Start of Data to process
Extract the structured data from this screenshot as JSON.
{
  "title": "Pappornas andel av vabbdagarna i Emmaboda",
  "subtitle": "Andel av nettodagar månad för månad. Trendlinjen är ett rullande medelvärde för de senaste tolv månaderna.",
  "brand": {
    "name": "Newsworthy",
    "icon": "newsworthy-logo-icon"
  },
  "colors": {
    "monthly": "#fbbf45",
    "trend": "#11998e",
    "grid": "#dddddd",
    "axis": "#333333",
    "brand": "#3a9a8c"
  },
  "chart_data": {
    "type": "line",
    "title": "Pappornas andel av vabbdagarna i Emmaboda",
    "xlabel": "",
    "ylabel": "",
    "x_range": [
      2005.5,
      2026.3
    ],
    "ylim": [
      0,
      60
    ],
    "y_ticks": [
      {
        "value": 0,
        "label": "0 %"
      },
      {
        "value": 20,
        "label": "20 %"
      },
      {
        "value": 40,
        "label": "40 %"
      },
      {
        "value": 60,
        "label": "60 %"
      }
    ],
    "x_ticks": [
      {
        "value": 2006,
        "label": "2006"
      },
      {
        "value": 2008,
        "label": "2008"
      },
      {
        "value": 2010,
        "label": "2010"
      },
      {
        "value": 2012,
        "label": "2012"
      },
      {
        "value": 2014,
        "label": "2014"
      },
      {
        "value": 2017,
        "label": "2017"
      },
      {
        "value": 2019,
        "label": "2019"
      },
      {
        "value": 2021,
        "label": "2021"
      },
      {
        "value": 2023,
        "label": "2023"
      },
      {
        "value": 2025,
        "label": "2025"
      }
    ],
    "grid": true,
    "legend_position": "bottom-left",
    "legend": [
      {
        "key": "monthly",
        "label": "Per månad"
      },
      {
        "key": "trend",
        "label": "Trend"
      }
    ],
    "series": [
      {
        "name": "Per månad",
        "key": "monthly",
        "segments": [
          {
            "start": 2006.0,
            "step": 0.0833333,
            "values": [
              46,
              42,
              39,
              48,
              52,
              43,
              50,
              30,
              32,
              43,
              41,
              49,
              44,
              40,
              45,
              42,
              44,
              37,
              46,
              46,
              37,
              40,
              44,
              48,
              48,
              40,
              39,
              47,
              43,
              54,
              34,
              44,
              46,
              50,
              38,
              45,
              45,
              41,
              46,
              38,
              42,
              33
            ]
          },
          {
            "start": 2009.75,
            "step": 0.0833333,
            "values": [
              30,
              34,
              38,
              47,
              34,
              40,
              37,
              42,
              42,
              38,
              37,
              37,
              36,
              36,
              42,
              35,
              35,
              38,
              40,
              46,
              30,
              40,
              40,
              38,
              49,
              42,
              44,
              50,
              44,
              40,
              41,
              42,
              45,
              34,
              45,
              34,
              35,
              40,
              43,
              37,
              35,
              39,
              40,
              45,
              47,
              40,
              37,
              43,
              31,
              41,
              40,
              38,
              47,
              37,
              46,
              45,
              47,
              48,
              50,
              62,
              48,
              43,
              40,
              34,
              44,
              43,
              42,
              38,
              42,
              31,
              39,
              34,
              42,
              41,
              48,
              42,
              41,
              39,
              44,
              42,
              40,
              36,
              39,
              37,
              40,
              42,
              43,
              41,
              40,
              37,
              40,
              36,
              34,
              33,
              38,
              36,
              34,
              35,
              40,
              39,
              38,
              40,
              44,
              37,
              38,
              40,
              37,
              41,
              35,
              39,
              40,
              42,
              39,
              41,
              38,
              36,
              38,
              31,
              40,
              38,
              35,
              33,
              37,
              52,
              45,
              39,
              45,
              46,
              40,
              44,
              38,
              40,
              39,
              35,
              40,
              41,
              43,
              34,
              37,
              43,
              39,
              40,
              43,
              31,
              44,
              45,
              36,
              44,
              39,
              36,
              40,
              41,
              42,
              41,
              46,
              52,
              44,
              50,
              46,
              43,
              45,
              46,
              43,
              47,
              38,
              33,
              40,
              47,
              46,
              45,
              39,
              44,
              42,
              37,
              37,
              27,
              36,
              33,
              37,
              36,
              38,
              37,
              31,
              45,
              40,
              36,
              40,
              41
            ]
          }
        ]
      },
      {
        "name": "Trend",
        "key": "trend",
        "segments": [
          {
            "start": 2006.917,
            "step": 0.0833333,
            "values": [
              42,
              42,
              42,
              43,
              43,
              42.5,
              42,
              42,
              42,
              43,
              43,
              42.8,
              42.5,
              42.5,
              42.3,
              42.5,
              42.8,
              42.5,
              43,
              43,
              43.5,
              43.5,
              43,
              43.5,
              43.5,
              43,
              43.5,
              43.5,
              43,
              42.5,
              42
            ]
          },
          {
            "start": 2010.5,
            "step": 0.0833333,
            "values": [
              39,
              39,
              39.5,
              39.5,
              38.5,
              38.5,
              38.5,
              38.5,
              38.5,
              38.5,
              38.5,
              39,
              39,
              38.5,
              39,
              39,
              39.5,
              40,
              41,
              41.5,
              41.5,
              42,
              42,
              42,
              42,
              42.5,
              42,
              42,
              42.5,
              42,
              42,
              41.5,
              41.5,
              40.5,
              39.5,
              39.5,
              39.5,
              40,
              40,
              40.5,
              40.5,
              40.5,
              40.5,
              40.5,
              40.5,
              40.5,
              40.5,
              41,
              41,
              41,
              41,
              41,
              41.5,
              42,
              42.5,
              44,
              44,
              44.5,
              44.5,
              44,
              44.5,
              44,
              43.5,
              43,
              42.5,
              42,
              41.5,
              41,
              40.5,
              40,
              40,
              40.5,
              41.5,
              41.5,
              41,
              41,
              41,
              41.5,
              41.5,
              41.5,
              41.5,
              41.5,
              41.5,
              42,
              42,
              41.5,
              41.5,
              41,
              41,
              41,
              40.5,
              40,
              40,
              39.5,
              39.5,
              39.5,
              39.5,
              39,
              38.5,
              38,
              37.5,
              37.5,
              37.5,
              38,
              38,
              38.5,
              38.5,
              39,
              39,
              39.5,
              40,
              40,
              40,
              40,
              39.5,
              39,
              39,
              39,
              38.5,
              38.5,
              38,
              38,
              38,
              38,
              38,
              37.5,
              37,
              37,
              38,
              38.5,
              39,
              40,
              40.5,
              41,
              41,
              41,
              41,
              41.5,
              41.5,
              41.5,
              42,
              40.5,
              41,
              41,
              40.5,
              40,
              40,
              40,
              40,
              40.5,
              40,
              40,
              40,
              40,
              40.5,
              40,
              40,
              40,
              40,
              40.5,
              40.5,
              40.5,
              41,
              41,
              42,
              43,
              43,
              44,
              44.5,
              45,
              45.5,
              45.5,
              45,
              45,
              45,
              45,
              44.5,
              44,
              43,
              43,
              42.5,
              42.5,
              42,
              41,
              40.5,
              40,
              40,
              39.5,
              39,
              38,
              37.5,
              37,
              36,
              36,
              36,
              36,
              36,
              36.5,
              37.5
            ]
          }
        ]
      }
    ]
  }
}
End of Data to process
Problem requirements: Please output the entries above, every line exactly as it reads.

Solution for this problem:
Extract the structured data from this screenshot as JSON.
{
  "title": "Pappornas andel av vabbdagarna i Emmaboda",
  "subtitle": "Andel av nettodagar månad för månad. Trendlinjen är ett rullande medelvärde för de senaste tolv månaderna.",
  "brand": {
    "name": "Newsworthy",
    "icon": "newsworthy-logo-icon"
  },
  "colors": {
    "monthly": "#fbbf45",
    "trend": "#11998e",
    "grid": "#dddddd",
    "axis": "#333333",
    "brand": "#3a9a8c"
  },
  "chart_data": {
    "type": "line",
    "title": "Pappornas andel av vabbdagarna i Emmaboda",
    "xlabel": "",
    "ylabel": "",
    "x_range": [
      2005.5,
      2026.3
    ],
    "ylim": [
      0,
      60
    ],
    "y_ticks": [
      {
        "value": 0,
        "label": "0 %"
      },
      {
        "value": 20,
        "label": "20 %"
      },
      {
        "value": 40,
        "label": "40 %"
      },
      {
        "value": 60,
        "label": "60 %"
      }
    ],
    "x_ticks": [
      {
        "value": 2006,
        "label": "2006"
      },
      {
        "value": 2008,
        "label": "2008"
      },
      {
        "value": 2010,
        "label": "2010"
      },
      {
        "value": 2012,
        "label": "2012"
      },
      {
        "value": 2014,
        "label": "2014"
      },
      {
        "value": 2017,
        "label": "2017"
      },
      {
        "value": 2019,
        "label": "2019"
      },
      {
        "value": 2021,
        "label": "2021"
      },
      {
        "value": 2023,
        "label": "2023"
      },
      {
        "value": 2025,
        "label": "2025"
      }
    ],
    "grid": true,
    "legend_position": "bottom-left",
    "legend": [
      {
        "key": "monthly",
        "label": "Per månad"
      },
      {
        "key": "trend",
        "label": "Trend"
      }
    ],
    "series": [
      {
        "name": "Per månad",
        "key": "monthly",
        "segments": [
          {
            "start": 2006.0,
            "step": 0.0833333,
            "values": [
              46,
              42,
              39,
              48,
              52,
              43,
              50,
              30,
              32,
              43,
              41,
              49,
              44,
              40,
              45,
              42,
              44,
              37,
              46,
              46,
              37,
              40,
              44,
              48,
              48,
              40,
              39,
              47,
              43,
              54,
              34,
              44,
              46,
              50,
              38,
              45,
              45,
              41,
              46,
              38,
              42,
              33
            ]
          },
          {
            "start": 2009.75,
            "step": 0.0833333,
            "values": [
              30,
              34,
              38,
              47,
              34,
              40,
              37,
              42,
              42,
              38,
              37,
              37,
              36,
              36,
              42,
              35,
              35,
              38,
              40,
              46,
              30,
              40,
              40,
              38,
              49,
              42,
              44,
              50,
              44,
              40,
              41,
              42,
              45,
              34,
              45,
              34,
              35,
              40,
              43,
              37,
              35,
              39,
              40,
              45,
              47,
              40,
              37,
              43,
              31,
              41,
              40,
              38,
              47,
              37,
              46,
              45,
              47,
              48,
              50,
              62,
              48,
              43,
              40,
              34,
              44,
              43,
              42,
              38,
              42,
              31,
              39,
              34,
              42,
              41,
              48,
              42,
              41,
              39,
              44,
              42,
              40,
              36,
              39,
              37,
              40,
              42,
              43,
              41,
              40,
              37,
              40,
              36,
              34,
              33,
              38,
              36,
              34,
              35,
              40,
              39,
              38,
              40,
              44,
              37,
              38,
              40,
              37,
              41,
              35,
              39,
              40,
              42,
              39,
              41,
              38,
              36,
              38,
              31,
              40,
              38,
              35,
              33,
              37,
              52,
              45,
              39,
              45,
              46,
              40,
              44,
              38,
              40,
              39,
              35,
              40,
              41,
              43,
              34,
              37,
              43,
              39,
              40,
              43,
              31,
              44,
              45,
              36,
              44,
              39,
              36,
              40,
              41,
              42,
              41,
              46,
              52,
              44,
              50,
              46,
              43,
              45,
              46,
              43,
              47,
              38,
              33,
              40,
              47,
              46,
              45,
              39,
              44,
              42,
              37,
              37,
              27,
              36,
              33,
              37,
              36,
              38,
              37,
              31,
              45,
              40,
              36,
              40,
              41
            ]
          }
        ]
      },
      {
        "name": "Trend",
        "key": "trend",
        "segments": [
          {
            "start": 2006.917,
            "step": 0.0833333,
            "values": [
              42,
              42,
              42,
              43,
              43,
              42.5,
              42,
              42,
              42,
              43,
              43,
              42.8,
              42.5,
              42.5,
              42.3,
              42.5,
              42.8,
              42.5,
              43,
              43,
              43.5,
              43.5,
              43,
              43.5,
              43.5,
              43,
              43.5,
              43.5,
              43,
              42.5,
              42
            ]
          },
          {
            "start": 2010.5,
            "step": 0.0833333,
            "values": [
              39,
              39,
              39.5,
              39.5,
              38.5,
              38.5,
              38.5,
              38.5,
              38.5,
              38.5,
              38.5,
              39,
              39,
              38.5,
              39,
              39,
              39.5,
              40,
              41,
              41.5,
              41.5,
              42,
              42,
              42,
              42,
              42.5,
              42,
              42,
              42.5,
              42,
              42,
              41.5,
              41.5,
              40.5,
              39.5,
              39.5,
              39.5,
              40,
              40,
              40.5,
              40.5,
              40.5,
              40.5,
              40.5,
              40.5,
              40.5,
              40.5,
              41,
              41,
              41,
              41,
              41,
              41.5,
              42,
              42.5,
              44,
              44,
              44.5,
              44.5,
              44,
              44.5,
              44,
              43.5,
              43,
              42.5,
              42,
              41.5,
              41,
              40.5,
              40,
              40,
              40.5,
              41.5,
              41.5,
              41,
              41,
              41,
              41.5,
              41.5,
              41.5,
              41.5,
              41.5,
              41.5,
              42,
              42,
              41.5,
              41.5,
              41,
              41,
              41,
              40.5,
              40,
              40,
              39.5,
              39.5,
              39.5,
              39.5,
              39,
              38.5,
              38,
              37.5,
              37.5,
              37.5,
              38,
              38,
              38.5,
              38.5,
              39,
              39,
              39.5,
              40,
              40,
              40,
              40,
              39.5,
              39,
              39,
              39,
              38.5,
              38.5,
              38,
              38,
              38,
              38,
              38,
              37.5,
              37,
              37,
              38,
              38.5,
              39,
              40,
              40.5,
              41,
              41,
              41,
              41,
              41.5,
              41.5,
              41.5,
              42,
              40.5,
              41,
              41,
              40.5,
              40,
              40,
              40,
              40,
              40.5,
              40,
              40,
              40,
              40,
              40.5,
              40,
              40,
              40,
              40,
              40.5,
              40.5,
              40.5,
              41,
              41,
              42,
              43,
              43,
              44,
              44.5,
              45,
              45.5,
              45.5,
              45,
              45,
              45,
              45,
              44.5,
              44,
              43,
              43,
              42.5,
              42.5,
              42,
              41,
              40.5,
              40,
              40,
              39.5,
              39,
              38,
              37.5,
              37,
              36,
              36,
              36,
              36,
              36,
              36.5,
              37.5
            ]
          }
        ]
      }
    ]
  }
}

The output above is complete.